*WHAT THIS TASK INVOLVES*
Retype exactly the line holding "Read this page and output its text content." and each line that follows, down to the last one. Exclude pictures.

*RECORDED DATA*
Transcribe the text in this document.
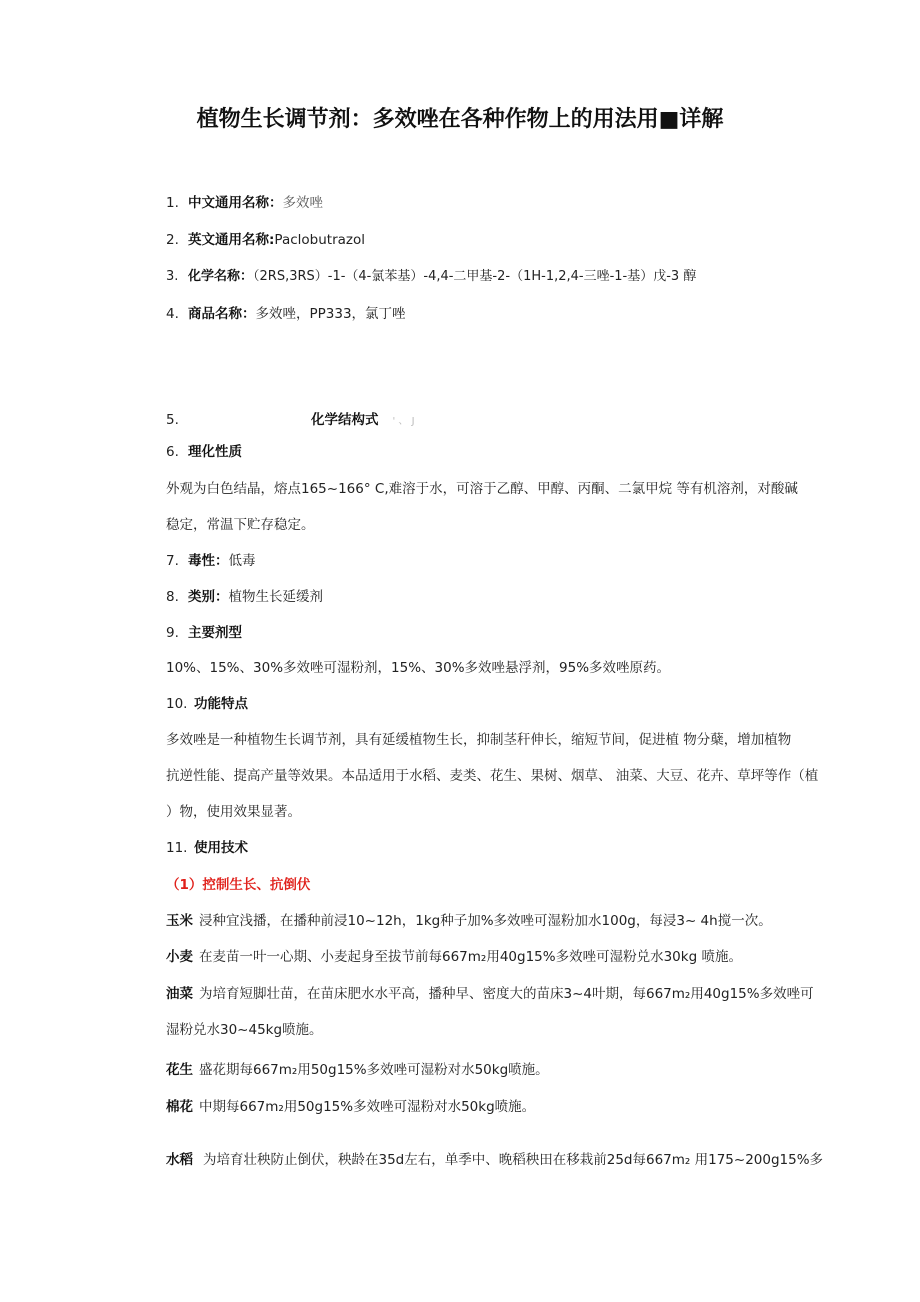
植物生长调节剂：多效唑在各种作物上的用法用■详解
1. 中文通用名称：多效唑
2. 英文通用名称:Paclobutrazol
3. 化学名称：（2RS,3RS）-1-（4-氯苯基）-4,4-二甲基-2-（1H-1,2,4-三唑-1-基）戊-3 醇
4. 商品名称：多效唑，PP333，氯丁唑
5.	化学结构式 ' 、 J
6. 理化性质
外观为白色结晶，熔点165~166° C,难溶于水，可溶于乙醇、甲醇、丙酮、二氯甲烷 等有机溶剂，对酸碱
稳定，常温下贮存稳定。
7. 毒性：低毒
8. 类别：植物生长延缓剂
9. 主要剂型
10%、15%、30%多效唑可湿粉剂，15%、30%多效唑悬浮剂，95%多效唑原药。
10. 功能特点
多效唑是一种植物生长调节剂，具有延缓植物生长，抑制茎秆伸长，缩短节间，促进植 物分蘖，增加植物
抗逆性能、提高产量等效果。本品适用于水稻、麦类、花生、果树、烟草、 油菜、大豆、花卉、草坪等作（植
）物，使用效果显著。
11. 使用技术
（1）控制生长、抗倒伏
玉米 浸种宜浅播，在播种前浸10~12h，1kg种子加%多效唑可湿粉加水100g，每浸3~ 4h搅一次。
小麦 在麦苗一叶一心期、小麦起身至拔节前每667m₂用40g15%多效唑可湿粉兑水30kg 喷施。
油菜 为培育短脚壮苗，在苗床肥水水平高，播种早、密度大的苗床3~4叶期，每667m₂用40g15%多效唑可
湿粉兑水30~45kg喷施。
花生 盛花期每667m₂用50g15%多效唑可湿粉对水50kg喷施。
棉花 中期每667m₂用50g15%多效唑可湿粉对水50kg喷施。
水稻 为培育壮秧防止倒伏，秧龄在35d左右，单季中、晚稻秧田在移栽前25d每667m₂ 用175~200g15%多
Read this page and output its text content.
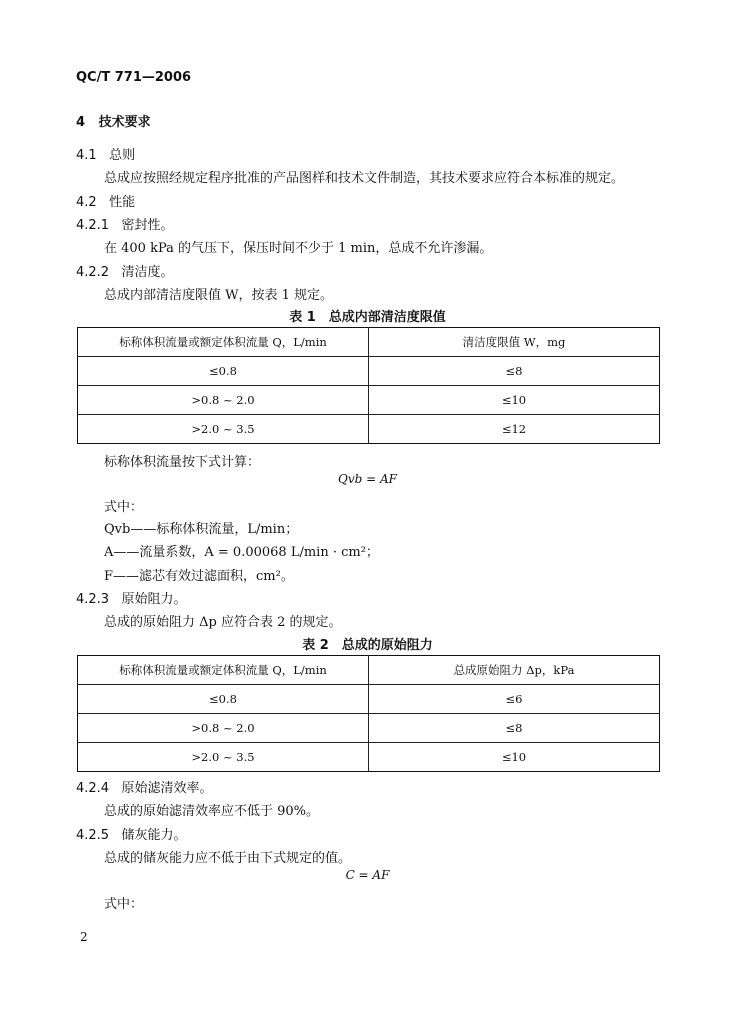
QC/T 771—2006
4 技术要求
4.1 总则
总成应按照经规定程序批准的产品图样和技术文件制造，其技术要求应符合本标准的规定。
4.2 性能
4.2.1 密封性。
在 400 kPa 的气压下，保压时间不少于 1 min，总成不允许渗漏。
4.2.2 清洁度。
总成内部清洁度限值 W，按表 1 规定。
表 1　总成内部清洁度限值
标称体积流量或额定体积流量 Q，L/min	清洁度限值 W，mg
≤0.8	≤8
>0.8 ~ 2.0	≤10
>2.0 ~ 3.5	≤12
标称体积流量按下式计算：
Qvb = AF
式中：
Qvb——标称体积流量，L/min；
A——流量系数，A = 0.00068 L/min · cm²；
F——滤芯有效过滤面积，cm²。
4.2.3 原始阻力。
总成的原始阻力 Δp 应符合表 2 的规定。
表 2　总成的原始阻力
标称体积流量或额定体积流量 Q，L/min	总成原始阻力 Δp，kPa
≤0.8	≤6
>0.8 ~ 2.0	≤8
>2.0 ~ 3.5	≤10
4.2.4 原始滤清效率。
总成的原始滤清效率应不低于 90%。
4.2.5 储灰能力。
总成的储灰能力应不低于由下式规定的值。
C = AF
式中：
2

*FINISHED EXERCISE*
Read this page and output its text content.
QC/T 771—2006
4 技术要求
4.1 总则
总成应按照经规定程序批准的产品图样和技术文件制造，其技术要求应符合本标准的规定。
4.2 性能
4.2.1 密封性。
在 400 kPa 的气压下，保压时间不少于 1 min，总成不允许渗漏。
4.2.2 清洁度。
总成内部清洁度限值 W，按表 1 规定。
表 1　总成内部清洁度限值
标称体积流量或额定体积流量 Q，L/min	清洁度限值 W，mg
≤0.8	≤8
>0.8 ~ 2.0	≤10
>2.0 ~ 3.5	≤12
标称体积流量按下式计算：
Qvb = AF
式中：
Qvb——标称体积流量，L/min；
A——流量系数，A = 0.00068 L/min · cm²；
F——滤芯有效过滤面积，cm²。
4.2.3 原始阻力。
总成的原始阻力 Δp 应符合表 2 的规定。
表 2　总成的原始阻力
标称体积流量或额定体积流量 Q，L/min	总成原始阻力 Δp，kPa
≤0.8	≤6
>0.8 ~ 2.0	≤8
>2.0 ~ 3.5	≤10
4.2.4 原始滤清效率。
总成的原始滤清效率应不低于 90%。
4.2.5 储灰能力。
总成的储灰能力应不低于由下式规定的值。
C = AF
式中：
2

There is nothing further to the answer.